Collected data entries

━━━━━━━━━━━━━━━━━━━━

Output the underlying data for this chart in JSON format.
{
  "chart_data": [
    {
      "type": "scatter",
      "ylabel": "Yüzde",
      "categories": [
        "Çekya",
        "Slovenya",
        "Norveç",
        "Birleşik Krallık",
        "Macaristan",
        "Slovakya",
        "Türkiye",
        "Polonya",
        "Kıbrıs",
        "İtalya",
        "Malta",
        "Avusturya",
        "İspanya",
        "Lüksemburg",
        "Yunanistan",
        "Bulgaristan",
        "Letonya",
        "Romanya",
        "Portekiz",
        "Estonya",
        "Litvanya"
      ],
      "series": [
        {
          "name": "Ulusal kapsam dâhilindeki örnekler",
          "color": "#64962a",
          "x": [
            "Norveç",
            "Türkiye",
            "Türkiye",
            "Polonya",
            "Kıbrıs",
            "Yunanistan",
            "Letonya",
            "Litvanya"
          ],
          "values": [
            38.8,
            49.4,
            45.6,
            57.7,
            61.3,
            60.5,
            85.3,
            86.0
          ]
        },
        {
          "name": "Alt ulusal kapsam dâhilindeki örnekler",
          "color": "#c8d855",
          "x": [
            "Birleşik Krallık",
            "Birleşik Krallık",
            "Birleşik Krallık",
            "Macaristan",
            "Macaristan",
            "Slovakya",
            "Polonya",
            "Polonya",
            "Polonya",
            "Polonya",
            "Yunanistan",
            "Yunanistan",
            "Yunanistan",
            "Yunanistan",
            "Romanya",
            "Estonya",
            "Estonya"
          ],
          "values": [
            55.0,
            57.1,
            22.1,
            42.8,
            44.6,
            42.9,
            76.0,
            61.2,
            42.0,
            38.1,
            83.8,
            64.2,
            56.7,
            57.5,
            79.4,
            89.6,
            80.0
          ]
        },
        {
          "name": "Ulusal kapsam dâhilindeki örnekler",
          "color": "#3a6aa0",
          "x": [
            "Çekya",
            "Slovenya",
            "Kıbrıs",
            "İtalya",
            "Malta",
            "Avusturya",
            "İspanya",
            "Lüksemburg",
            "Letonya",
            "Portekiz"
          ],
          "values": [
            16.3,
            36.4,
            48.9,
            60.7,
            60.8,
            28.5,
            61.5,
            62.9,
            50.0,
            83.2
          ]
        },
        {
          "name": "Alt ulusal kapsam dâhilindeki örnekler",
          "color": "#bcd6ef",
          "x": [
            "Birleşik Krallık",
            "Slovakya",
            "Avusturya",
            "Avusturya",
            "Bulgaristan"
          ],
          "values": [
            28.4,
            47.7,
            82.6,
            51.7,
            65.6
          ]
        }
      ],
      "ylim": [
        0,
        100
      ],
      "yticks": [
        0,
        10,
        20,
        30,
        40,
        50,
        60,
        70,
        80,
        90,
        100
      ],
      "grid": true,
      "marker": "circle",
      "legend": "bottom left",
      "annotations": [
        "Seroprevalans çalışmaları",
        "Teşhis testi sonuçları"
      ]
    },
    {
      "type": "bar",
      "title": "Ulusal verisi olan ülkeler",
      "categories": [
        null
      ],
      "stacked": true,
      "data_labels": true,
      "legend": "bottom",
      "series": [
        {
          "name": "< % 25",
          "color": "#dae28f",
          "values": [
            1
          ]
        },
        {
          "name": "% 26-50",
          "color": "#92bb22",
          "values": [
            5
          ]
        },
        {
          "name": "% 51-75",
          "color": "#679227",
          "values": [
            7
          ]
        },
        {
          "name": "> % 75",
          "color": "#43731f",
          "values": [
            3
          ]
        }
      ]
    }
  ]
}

━━━━━━━━━━━━━━━━━━━━

> [Written task] Send back all of the entries exactly, with nothing missing.

> [Full output]
Output the underlying data for this chart in JSON format.
{
  "chart_data": [
    {
      "type": "scatter",
      "ylabel": "Yüzde",
      "categories": [
        "Çekya",
        "Slovenya",
        "Norveç",
        "Birleşik Krallık",
        "Macaristan",
        "Slovakya",
        "Türkiye",
        "Polonya",
        "Kıbrıs",
        "İtalya",
        "Malta",
        "Avusturya",
        "İspanya",
        "Lüksemburg",
        "Yunanistan",
        "Bulgaristan",
        "Letonya",
        "Romanya",
        "Portekiz",
        "Estonya",
        "Litvanya"
      ],
      "series": [
        {
          "name": "Ulusal kapsam dâhilindeki örnekler",
          "color": "#64962a",
          "x": [
            "Norveç",
            "Türkiye",
            "Türkiye",
            "Polonya",
            "Kıbrıs",
            "Yunanistan",
            "Letonya",
            "Litvanya"
          ],
          "values": [
            38.8,
            49.4,
            45.6,
            57.7,
            61.3,
            60.5,
            85.3,
            86.0
          ]
        },
        {
          "name": "Alt ulusal kapsam dâhilindeki örnekler",
          "color": "#c8d855",
          "x": [
            "Birleşik Krallık",
            "Birleşik Krallık",
            "Birleşik Krallık",
            "Macaristan",
            "Macaristan",
            "Slovakya",
            "Polonya",
            "Polonya",
            "Polonya",
            "Polonya",
            "Yunanistan",
            "Yunanistan",
            "Yunanistan",
            "Yunanistan",
            "Romanya",
            "Estonya",
            "Estonya"
          ],
          "values": [
            55.0,
            57.1,
            22.1,
            42.8,
            44.6,
            42.9,
            76.0,
            61.2,
            42.0,
            38.1,
            83.8,
            64.2,
            56.7,
            57.5,
            79.4,
            89.6,
            80.0
          ]
        },
        {
          "name": "Ulusal kapsam dâhilindeki örnekler",
          "color": "#3a6aa0",
          "x": [
            "Çekya",
            "Slovenya",
            "Kıbrıs",
            "İtalya",
            "Malta",
            "Avusturya",
            "İspanya",
            "Lüksemburg",
            "Letonya",
            "Portekiz"
          ],
          "values": [
            16.3,
            36.4,
            48.9,
            60.7,
            60.8,
            28.5,
            61.5,
            62.9,
            50.0,
            83.2
          ]
        },
        {
          "name": "Alt ulusal kapsam dâhilindeki örnekler",
          "color": "#bcd6ef",
          "x": [
            "Birleşik Krallık",
            "Slovakya",
            "Avusturya",
            "Avusturya",
            "Bulgaristan"
          ],
          "values": [
            28.4,
            47.7,
            82.6,
            51.7,
            65.6
          ]
        }
      ],
      "ylim": [
        0,
        100
      ],
      "yticks": [
        0,
        10,
        20,
        30,
        40,
        50,
        60,
        70,
        80,
        90,
        100
      ],
      "grid": true,
      "marker": "circle",
      "legend": "bottom left",
      "annotations": [
        "Seroprevalans çalışmaları",
        "Teşhis testi sonuçları"
      ]
    },
    {
      "type": "bar",
      "title": "Ulusal verisi olan ülkeler",
      "categories": [
        null
      ],
      "stacked": true,
      "data_labels": true,
      "legend": "bottom",
      "series": [
        {
          "name": "< % 25",
          "color": "#dae28f",
          "values": [
            1
          ]
        },
        {
          "name": "% 26-50",
          "color": "#92bb22",
          "values": [
            5
          ]
        },
        {
          "name": "% 51-75",
          "color": "#679227",
          "values": [
            7
          ]
        },
        {
          "name": "> % 75",
          "color": "#43731f",
          "values": [
            3
          ]
        }
      ]
    }
  ]
}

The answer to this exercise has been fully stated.